### Your goal:
All lines below must be repeated exactly, with the pictures omitted.

### Supplied material:
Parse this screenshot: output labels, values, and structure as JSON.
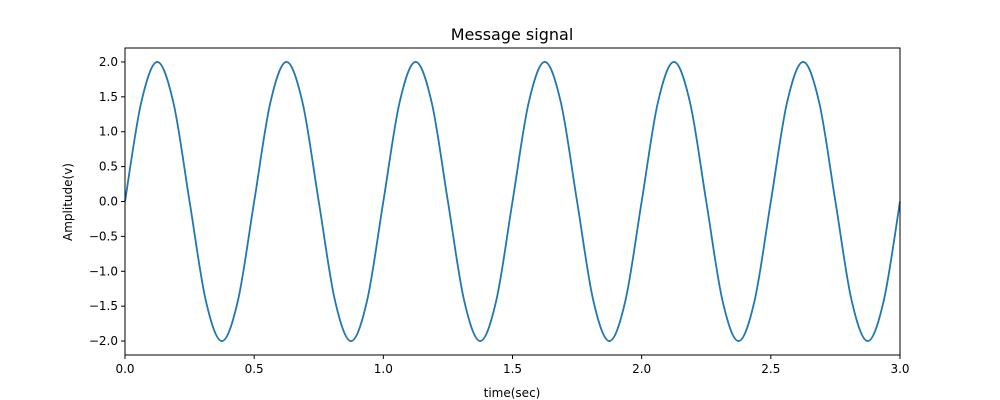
{
  "chart_data": {
    "type": "line",
    "title": "Message signal",
    "xlabel": "time(sec)",
    "ylabel": "Amplitude(v)",
    "xlim": [
      0.0,
      3.0
    ],
    "ylim": [
      -2.2,
      2.2
    ],
    "x_ticks": [
      0.0,
      0.5,
      1.0,
      1.5,
      2.0,
      2.5,
      3.0
    ],
    "x_tick_labels": [
      "0.0",
      "0.5",
      "1.0",
      "1.5",
      "2.0",
      "2.5",
      "3.0"
    ],
    "y_ticks": [
      2.0,
      1.5,
      1.0,
      0.5,
      0.0,
      -0.5,
      -1.0,
      -1.5,
      -2.0
    ],
    "y_tick_labels": [
      "2.0",
      "1.5",
      "1.0",
      "0.5",
      "0.0",
      "−0.5",
      "−1.0",
      "−1.5",
      "−2.0"
    ],
    "grid": false,
    "series": [
      {
        "color": "#1f77b4",
        "x": [
          0.0,
          0.0625,
          0.125,
          0.1875,
          0.25,
          0.3125,
          0.375,
          0.4375,
          0.5,
          0.5625,
          0.625,
          0.6875,
          0.75,
          0.8125,
          0.875,
          0.9375,
          1.0,
          1.0625,
          1.125,
          1.1875,
          1.25,
          1.3125,
          1.375,
          1.4375,
          1.5,
          1.5625,
          1.625,
          1.6875,
          1.75,
          1.8125,
          1.875,
          1.9375,
          2.0,
          2.0625,
          2.125,
          2.1875,
          2.25,
          2.3125,
          2.375,
          2.4375,
          2.5,
          2.5625,
          2.625,
          2.6875,
          2.75,
          2.8125,
          2.875,
          2.9375,
          3.0
        ],
        "y": [
          0.0,
          1.414,
          2.0,
          1.414,
          0.0,
          -1.414,
          -2.0,
          -1.414,
          0.0,
          1.414,
          2.0,
          1.414,
          0.0,
          -1.414,
          -2.0,
          -1.414,
          0.0,
          1.414,
          2.0,
          1.414,
          0.0,
          -1.414,
          -2.0,
          -1.414,
          0.0,
          1.414,
          2.0,
          1.414,
          0.0,
          -1.414,
          -2.0,
          -1.414,
          0.0,
          1.414,
          2.0,
          1.414,
          0.0,
          -1.414,
          -2.0,
          -1.414,
          0.0,
          1.414,
          2.0,
          1.414,
          0.0,
          -1.414,
          -2.0,
          -1.414,
          0.0
        ]
      }
    ]
  }
}
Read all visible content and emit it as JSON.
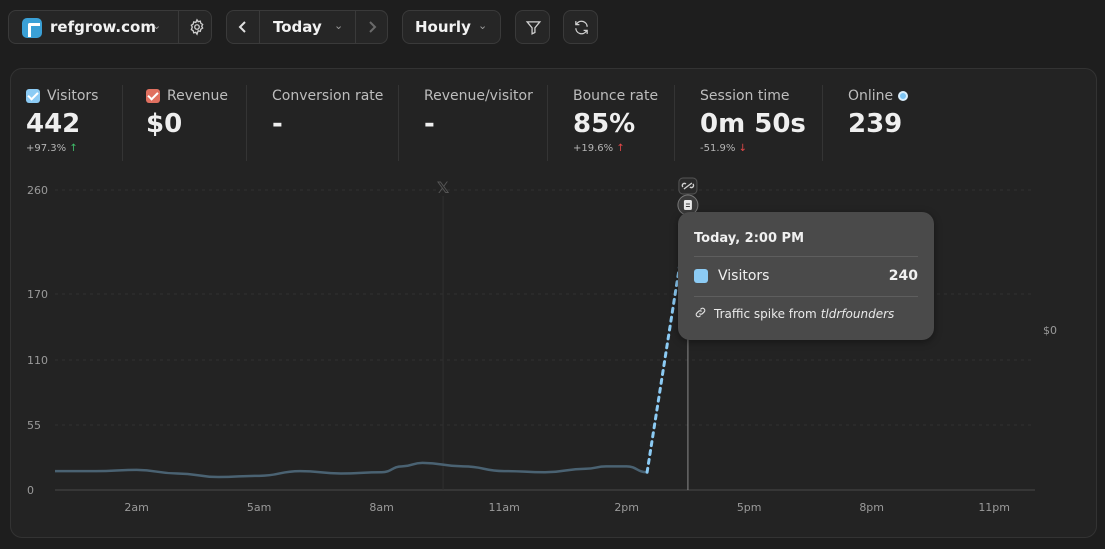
{
  "toolbar": {
    "site_name": "refgrow.com",
    "period_label": "Today",
    "granularity_label": "Hourly",
    "icons": [
      "settings-icon",
      "chevron-left-icon",
      "chevron-right-icon",
      "filter-icon",
      "refresh-icon"
    ]
  },
  "metrics": {
    "visitors": {
      "label": "Visitors",
      "value": "442",
      "delta": "+97.3%"
    },
    "revenue": {
      "label": "Revenue",
      "value": "$0"
    },
    "conversion": {
      "label": "Conversion rate",
      "value": "-"
    },
    "rev_per_visitor": {
      "label": "Revenue/visitor",
      "value": "-"
    },
    "bounce": {
      "label": "Bounce rate",
      "value": "85%",
      "delta": "+19.6%"
    },
    "session": {
      "label": "Session time",
      "value": "0m 50s",
      "delta": "-51.9%"
    },
    "online": {
      "label": "Online",
      "value": "239"
    }
  },
  "colors": {
    "visitors_series": "#8ccbf4",
    "history_line": "#4a6272",
    "up": "#3fbf6a",
    "down": "#e24848"
  },
  "chart_data": {
    "type": "line",
    "y_ticks": [
      "260",
      "170",
      "110",
      "55",
      "0"
    ],
    "y_values": [
      260,
      170,
      110,
      55,
      0
    ],
    "ylim": [
      0,
      260
    ],
    "right_axis_label": "$0",
    "x_ticks": [
      "2am",
      "5am",
      "8am",
      "11am",
      "2pm",
      "5pm",
      "8pm",
      "11pm"
    ],
    "x_tick_hours": [
      2,
      5,
      8,
      11,
      14,
      17,
      20,
      23
    ],
    "xlim": [
      0,
      24
    ],
    "series": [
      {
        "name": "Visitors",
        "points": [
          [
            0,
            16
          ],
          [
            1,
            16
          ],
          [
            2,
            17
          ],
          [
            3,
            14
          ],
          [
            4,
            11
          ],
          [
            5,
            12
          ],
          [
            6,
            16
          ],
          [
            7,
            14
          ],
          [
            8,
            15
          ],
          [
            8.5,
            20
          ],
          [
            9,
            23
          ],
          [
            10,
            20
          ],
          [
            11,
            16
          ],
          [
            12,
            15
          ],
          [
            13,
            18
          ],
          [
            13.5,
            20
          ],
          [
            14,
            20
          ],
          [
            14.5,
            15
          ]
        ],
        "projection": [
          [
            14.5,
            15
          ],
          [
            15.5,
            240
          ]
        ]
      }
    ],
    "marker_hour": 15.5,
    "tooltip": {
      "title": "Today, 2:00 PM",
      "series": "Visitors",
      "value": "240",
      "note_prefix": "Traffic spike from",
      "note_source": "tldrfounders"
    },
    "annotations": [
      "x-logo-icon",
      "link-icon",
      "document-icon"
    ]
  }
}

### Task result:
Parse this screenshot: output labels, values, and structure as JSON.
{
  "chart_data": {
    "type": "line",
    "title": "Message signal",
    "xlabel": "time(sec)",
    "ylabel": "Amplitude(v)",
    "xlim": [
      0.0,
      3.0
    ],
    "ylim": [
      -2.2,
      2.2
    ],
    "x_ticks": [
      0.0,
      0.5,
      1.0,
      1.5,
      2.0,
      2.5,
      3.0
    ],
    "x_tick_labels": [
      "0.0",
      "0.5",
      "1.0",
      "1.5",
      "2.0",
      "2.5",
      "3.0"
    ],
    "y_ticks": [
      2.0,
      1.5,
      1.0,
      0.5,
      0.0,
      -0.5,
      -1.0,
      -1.5,
      -2.0
    ],
    "y_tick_labels": [
      "2.0",
      "1.5",
      "1.0",
      "0.5",
      "0.0",
      "−0.5",
      "−1.0",
      "−1.5",
      "−2.0"
    ],
    "grid": false,
    "series": [
      {
        "color": "#1f77b4",
        "x": [
          0.0,
          0.0625,
          0.125,
          0.1875,
          0.25,
          0.3125,
          0.375,
          0.4375,
          0.5,
          0.5625,
          0.625,
          0.6875,
          0.75,
          0.8125,
          0.875,
          0.9375,
          1.0,
          1.0625,
          1.125,
          1.1875,
          1.25,
          1.3125,
          1.375,
          1.4375,
          1.5,
          1.5625,
          1.625,
          1.6875,
          1.75,
          1.8125,
          1.875,
          1.9375,
          2.0,
          2.0625,
          2.125,
          2.1875,
          2.25,
          2.3125,
          2.375,
          2.4375,
          2.5,
          2.5625,
          2.625,
          2.6875,
          2.75,
          2.8125,
          2.875,
          2.9375,
          3.0
        ],
        "y": [
          0.0,
          1.414,
          2.0,
          1.414,
          0.0,
          -1.414,
          -2.0,
          -1.414,
          0.0,
          1.414,
          2.0,
          1.414,
          0.0,
          -1.414,
          -2.0,
          -1.414,
          0.0,
          1.414,
          2.0,
          1.414,
          0.0,
          -1.414,
          -2.0,
          -1.414,
          0.0,
          1.414,
          2.0,
          1.414,
          0.0,
          -1.414,
          -2.0,
          -1.414,
          0.0,
          1.414,
          2.0,
          1.414,
          0.0,
          -1.414,
          -2.0,
          -1.414,
          0.0,
          1.414,
          2.0,
          1.414,
          0.0,
          -1.414,
          -2.0,
          -1.414,
          0.0
        ]
      }
    ]
  }
}
Read all visible content and emit it as JSON.
{
  "toolbar": {
    "site_name": "refgrow.com",
    "period_label": "Today",
    "granularity_label": "Hourly",
    "icons": [
      "settings-icon",
      "chevron-left-icon",
      "chevron-right-icon",
      "filter-icon",
      "refresh-icon"
    ]
  },
  "metrics": {
    "visitors": {
      "label": "Visitors",
      "value": "442",
      "delta": "+97.3%"
    },
    "revenue": {
      "label": "Revenue",
      "value": "$0"
    },
    "conversion": {
      "label": "Conversion rate",
      "value": "-"
    },
    "rev_per_visitor": {
      "label": "Revenue/visitor",
      "value": "-"
    },
    "bounce": {
      "label": "Bounce rate",
      "value": "85%",
      "delta": "+19.6%"
    },
    "session": {
      "label": "Session time",
      "value": "0m 50s",
      "delta": "-51.9%"
    },
    "online": {
      "label": "Online",
      "value": "239"
    }
  },
  "colors": {
    "visitors_series": "#8ccbf4",
    "history_line": "#4a6272",
    "up": "#3fbf6a",
    "down": "#e24848"
  },
  "chart_data": {
    "type": "line",
    "y_ticks": [
      "260",
      "170",
      "110",
      "55",
      "0"
    ],
    "y_values": [
      260,
      170,
      110,
      55,
      0
    ],
    "ylim": [
      0,
      260
    ],
    "right_axis_label": "$0",
    "x_ticks": [
      "2am",
      "5am",
      "8am",
      "11am",
      "2pm",
      "5pm",
      "8pm",
      "11pm"
    ],
    "x_tick_hours": [
      2,
      5,
      8,
      11,
      14,
      17,
      20,
      23
    ],
    "xlim": [
      0,
      24
    ],
    "series": [
      {
        "name": "Visitors",
        "points": [
          [
            0,
            16
          ],
          [
            1,
            16
          ],
          [
            2,
            17
          ],
          [
            3,
            14
          ],
          [
            4,
            11
          ],
          [
            5,
            12
          ],
          [
            6,
            16
          ],
          [
            7,
            14
          ],
          [
            8,
            15
          ],
          [
            8.5,
            20
          ],
          [
            9,
            23
          ],
          [
            10,
            20
          ],
          [
            11,
            16
          ],
          [
            12,
            15
          ],
          [
            13,
            18
          ],
          [
            13.5,
            20
          ],
          [
            14,
            20
          ],
          [
            14.5,
            15
          ]
        ],
        "projection": [
          [
            14.5,
            15
          ],
          [
            15.5,
            240
          ]
        ]
      }
    ],
    "marker_hour": 15.5,
    "tooltip": {
      "title": "Today, 2:00 PM",
      "series": "Visitors",
      "value": "240",
      "note_prefix": "Traffic spike from",
      "note_source": "tldrfounders"
    },
    "annotations": [
      "x-logo-icon",
      "link-icon",
      "document-icon"
    ]
  }
}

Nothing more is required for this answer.